- _Text_:
Der Weg führt uns heraus aus der
Altstadt. Über die Brücke auf die andere Uferseite der Weichsel. Es
geht in den Stadtteil Podgorce. Im 18. Jahrhundert wurde die damals
eigenständige Stadt eingemeindet. 1941 wurde in jenem Viertel das
Ghetto Krakaus eingerichtet.
Wir biegen links ab. Hinein ins
Industriegebiet. Fabriken und Bürogebäude begegnen uns. Wenig
spektakulär, wenig ansehnlich. Das ändert sich.
Schindlers Fabrik. Historischen Boden
betreten wir. Jeden kennt den Film „Schindler's Liste“. Vom
Star-Regisseur Steven Spielberg 1993 in Schwarz-Weiß gedreht. Jeder
kennt diesen Oscar-prämierten Weltfilm, jeder hat ihn gesehen. Oskar
Schindler, ein deutschmährischer Großindustrieller, anfangs nur
nach dem Profit aus, rettet 1200 Juden vor dem Tod, in dem er sie in
seiner Emaillefabrik, sie produziert Geschirr wie Töpfe und Pfannen
für den Kriegsbedarf, als Arbeiter beschäftigte. Fabryka Emailia
Oskara Schindlera. Heute befindet sich im ehemaligen
Verwaltungsgebäude ein staatliches Museum. Das restliche
Fabrikgelände samt Lager ist nicht erhalten.

- _Aufgabenstellung_:
[A] Aktualisiere den Text von „Wir biegen links“ bis einschließlich „ist nicht erhalten.“, indem du dort „Emaillefabrik“ durch „Geschirrfabrik“ ersetzt.
[B] Beantworte anhand des Textes diese Fragen:
(i) In welchem Jahr wurde das Ghetto Krakaus eingerichtet?
(ii) Wie viele Juden rettete Oskar Schindler vor dem Tod?
(iii) Was befindet sich heute im ehemaligen Verwaltungsgebäude?
Die Datensätze spielen für die Aufgaben keine Rolle.

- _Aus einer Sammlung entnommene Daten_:
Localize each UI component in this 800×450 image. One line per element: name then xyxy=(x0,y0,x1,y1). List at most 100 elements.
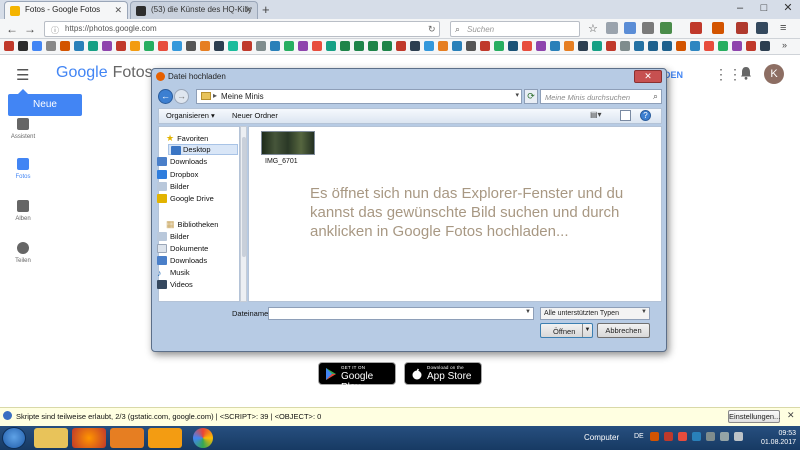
notifications-bell-icon[interactable] xyxy=(740,66,752,80)
volume-icon[interactable] xyxy=(720,432,729,441)
bookmark-icon[interactable] xyxy=(102,41,112,51)
bookmark-icon[interactable] xyxy=(634,41,644,51)
adblock-icon[interactable] xyxy=(690,22,702,34)
nav-item-music[interactable]: ♪ Musik xyxy=(157,268,190,278)
app-taskbar-icon[interactable] xyxy=(148,428,182,448)
open-button[interactable]: Öffnen ▼ xyxy=(540,323,593,338)
nav-item-pictures[interactable]: Bilder xyxy=(157,182,189,191)
file-type-select[interactable]: Alle unterstützten Typen ▼ xyxy=(540,307,650,320)
bookmark-icon[interactable] xyxy=(4,41,14,51)
nav-item-dropbox[interactable]: Dropbox xyxy=(157,170,198,179)
media-player-taskbar-icon[interactable] xyxy=(110,428,144,448)
tab-hq-killy[interactable]: (53) die Künste des HQ-Killy ✕ xyxy=(130,1,258,19)
back-icon[interactable]: ← xyxy=(6,22,18,36)
sidebar-item-albums[interactable]: Alben xyxy=(8,200,38,222)
explorer-taskbar-icon[interactable] xyxy=(34,428,68,448)
close-window-icon[interactable]: ✕ xyxy=(776,0,800,18)
language-indicator[interactable]: DE xyxy=(634,433,644,440)
noscript-icon[interactable] xyxy=(712,22,724,34)
bookmark-icon[interactable] xyxy=(354,41,364,51)
scrollbar-thumb[interactable] xyxy=(242,137,246,257)
new-features-tooltip[interactable]: Neue Funktionen xyxy=(8,89,82,132)
dialog-close-button[interactable]: ✕ xyxy=(634,70,662,83)
bookmark-icon[interactable] xyxy=(242,41,252,51)
google-photos-logo[interactable]: Google Fotos xyxy=(56,64,153,82)
nav-scrollbar[interactable] xyxy=(240,126,247,302)
bookmark-icon[interactable] xyxy=(704,41,714,51)
sidebar-item-photos[interactable]: Fotos xyxy=(8,158,38,180)
bookmark-icon[interactable] xyxy=(410,41,420,51)
bookmark-icon[interactable] xyxy=(298,41,308,51)
nav-item-downloads[interactable]: Downloads xyxy=(157,157,207,166)
bookmark-icon[interactable] xyxy=(88,41,98,51)
bookmark-icon[interactable] xyxy=(732,41,742,51)
new-folder-button[interactable]: Neuer Ordner xyxy=(232,111,278,120)
forward-icon[interactable]: → xyxy=(24,22,36,36)
nav-item-lib-downloads[interactable]: Downloads xyxy=(157,256,207,265)
favorites-header[interactable]: ★ Favoriten xyxy=(166,133,208,144)
flag-tray-icon[interactable] xyxy=(734,432,743,441)
bookmark-icon[interactable] xyxy=(270,41,280,51)
organize-button[interactable]: Organisieren ▾ xyxy=(166,111,215,120)
bookmark-icon[interactable] xyxy=(32,41,42,51)
chevron-down-icon[interactable]: ▾ xyxy=(515,91,519,99)
reload-icon[interactable]: ↻ xyxy=(428,24,436,35)
bookmark-icon[interactable] xyxy=(214,41,224,51)
chevron-down-icon[interactable]: ▼ xyxy=(525,309,531,315)
google-play-badge[interactable]: GET IT ON Google Play xyxy=(318,362,396,393)
view-options-icon[interactable]: ▤▾ xyxy=(590,110,602,121)
bookmark-icon[interactable] xyxy=(494,41,504,51)
bookmark-icon[interactable] xyxy=(662,41,672,51)
url-bar[interactable]: ⓘ https://photos.google.com xyxy=(44,21,440,37)
nav-item-documents[interactable]: Dokumente xyxy=(157,244,208,253)
bookmark-icon[interactable] xyxy=(228,41,238,51)
cancel-button[interactable]: Abbrechen xyxy=(597,323,650,338)
file-thumbnail[interactable] xyxy=(261,131,315,155)
bookmark-icon[interactable] xyxy=(438,41,448,51)
app-store-badge[interactable]: Download on the App Store xyxy=(404,362,482,385)
tray-icon[interactable] xyxy=(692,432,701,441)
bookmark-icon[interactable] xyxy=(578,41,588,51)
bookmark-icon[interactable] xyxy=(256,41,266,51)
network-icon[interactable] xyxy=(706,432,715,441)
bookmark-icon[interactable] xyxy=(396,41,406,51)
refresh-icon[interactable]: ⟳ xyxy=(524,89,538,104)
apps-grid-icon[interactable]: ⋮⋮ xyxy=(714,66,742,83)
bookmark-icon[interactable] xyxy=(536,41,546,51)
bookmark-icon[interactable] xyxy=(46,41,56,51)
bookmark-icon[interactable] xyxy=(480,41,490,51)
bookmark-icon[interactable] xyxy=(116,41,126,51)
bookmark-icon[interactable] xyxy=(746,41,756,51)
open-split-dropdown-icon[interactable]: ▼ xyxy=(582,324,592,337)
sidebar-item-assistant[interactable]: Assistent xyxy=(8,118,38,140)
bookmark-icon[interactable] xyxy=(424,41,434,51)
tab-google-fotos[interactable]: Fotos - Google Fotos ✕ xyxy=(4,1,128,19)
bookmark-icon[interactable] xyxy=(452,41,462,51)
bookmark-icon[interactable] xyxy=(592,41,602,51)
clock[interactable]: 09:53 01.08.2017 xyxy=(752,429,796,447)
bookmark-icon[interactable] xyxy=(508,41,518,51)
bookmark-icon[interactable] xyxy=(60,41,70,51)
flag-icon[interactable] xyxy=(756,22,768,34)
computer-toolbar-label[interactable]: Computer xyxy=(584,433,619,442)
bookmark-icon[interactable] xyxy=(74,41,84,51)
bookmark-icon[interactable] xyxy=(382,41,392,51)
reading-list-icon[interactable] xyxy=(606,22,618,34)
nav-item-videos[interactable]: Videos xyxy=(157,280,193,289)
menu-icon[interactable]: ≡ xyxy=(780,22,786,34)
tray-icon[interactable] xyxy=(650,432,659,441)
bookmark-icon[interactable] xyxy=(130,41,140,51)
help-icon[interactable]: ? xyxy=(640,110,651,121)
sidebar-item-sharing[interactable]: Teilen xyxy=(8,242,38,264)
bookmark-icon[interactable] xyxy=(200,41,210,51)
bookmark-icon[interactable] xyxy=(606,41,616,51)
bookmark-icon[interactable] xyxy=(312,41,322,51)
firefox-taskbar-icon[interactable] xyxy=(72,428,106,448)
libraries-header[interactable]: ▦ Bibliotheken xyxy=(166,219,218,230)
dialog-forward-icon[interactable]: → xyxy=(174,89,189,104)
bookmark-icon[interactable] xyxy=(172,41,182,51)
addon-red-icon[interactable] xyxy=(736,22,748,34)
minimize-icon[interactable]: – xyxy=(728,0,752,18)
tray-icon[interactable] xyxy=(678,432,687,441)
bookmark-icon[interactable] xyxy=(326,41,336,51)
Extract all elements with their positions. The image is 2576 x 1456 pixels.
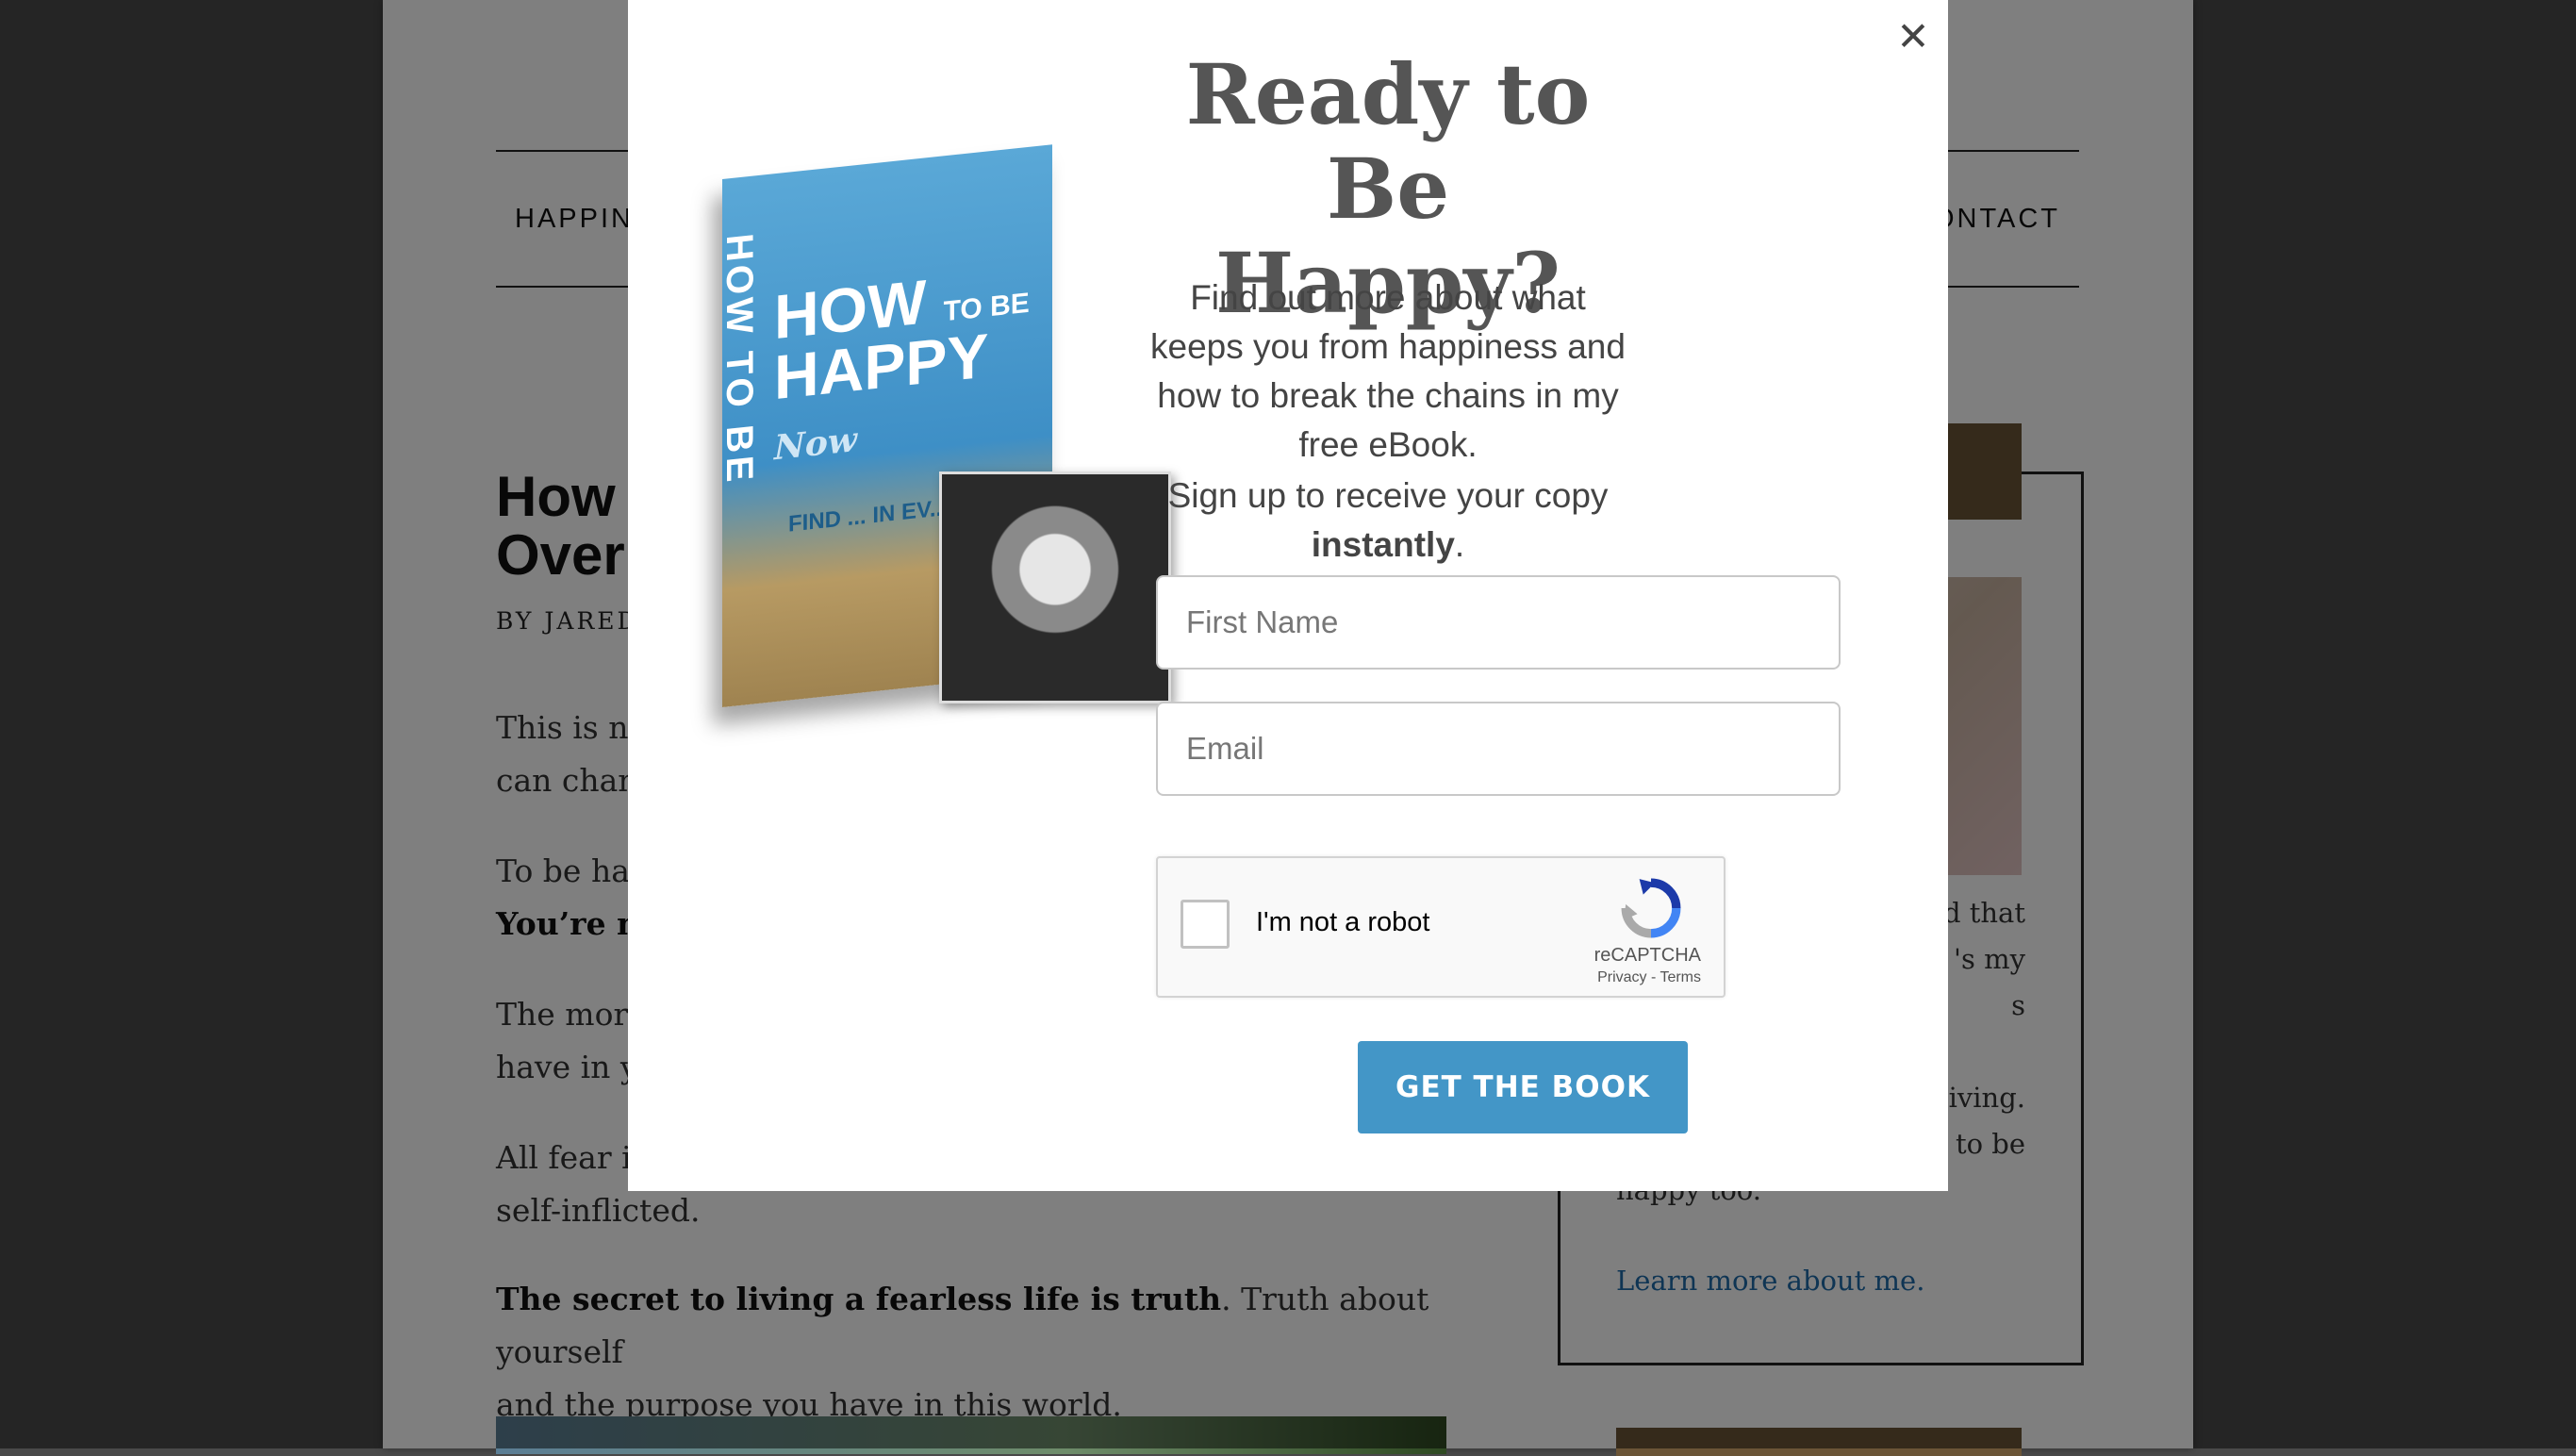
- signup-text-suffix: .: [1454, 525, 1465, 564]
- first-name-field[interactable]: [1156, 575, 1841, 670]
- recaptcha-logo-icon: [1621, 878, 1681, 938]
- email-field[interactable]: [1156, 702, 1841, 796]
- recaptcha-privacy-terms-links[interactable]: Privacy - Terms: [1597, 969, 1701, 986]
- recaptcha-widget: I'm not a robot reCAPTCHA Privacy - Term…: [1156, 856, 1726, 998]
- book-title: HOW TO BE HAPPY Now: [774, 258, 1048, 478]
- signup-text: Sign up to receive your copy: [1167, 476, 1609, 515]
- book-spine-text: HOW TO BE: [722, 231, 760, 488]
- close-icon[interactable]: ✕: [1890, 13, 1937, 60]
- signup-bold-text: instantly: [1311, 525, 1455, 564]
- ebook-cover-image: HOW TO BE HOW TO BE HAPPY Now FIND ... I…: [722, 144, 1171, 745]
- recaptcha-brand: reCAPTCHA: [1593, 945, 1701, 966]
- recaptcha-checkbox[interactable]: [1181, 900, 1230, 949]
- ebook-signup-modal: ✕ HOW TO BE HOW TO BE HAPPY Now FIND ...…: [628, 0, 1948, 1191]
- book-title-script: Now: [774, 419, 857, 469]
- book-subtitle: FIND ... IN EV...: [788, 494, 949, 538]
- author-photo: [939, 472, 1171, 703]
- recaptcha-label: I'm not a robot: [1256, 907, 1430, 937]
- get-the-book-button[interactable]: GET THE BOOK: [1358, 1041, 1688, 1133]
- modal-signup-text: Sign up to receive your copy instantly.: [1143, 472, 1633, 570]
- modal-description: Find out more about what keeps you from …: [1150, 278, 1626, 464]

- _Lösungen_:
[A]
Wir biegen links ab. Hinein ins
Industriegebiet. Fabriken und Bürogebäude begegnen uns. Wenig
spektakulär, wenig ansehnlich. Das ändert sich.
Schindlers Fabrik. Historischen Boden
betreten wir. Jeden kennt den Film „Schindler's Liste“. Vom
Star-Regisseur Steven Spielberg 1993 in Schwarz-Weiß gedreht. Jeder
kennt diesen Oscar-prämierten Weltfilm, jeder hat ihn gesehen. Oskar
Schindler, ein deutschmährischer Großindustrieller, anfangs nur
nach dem Profit aus, rettet 1200 Juden vor dem Tod, in dem er sie in
seiner Geschirrfabrik, sie produziert Geschirr wie Töpfe und Pfannen
für den Kriegsbedarf, als Arbeiter beschäftigte. Fabryka Emailia
Oskara Schindlera. Heute befindet sich im ehemaligen
Verwaltungsgebäude ein staatliches Museum. Das restliche
Fabrikgelände samt Lager ist nicht erhalten.

[B]
(i) 1941
(ii) 1200
(iii) Ein staatliches Museum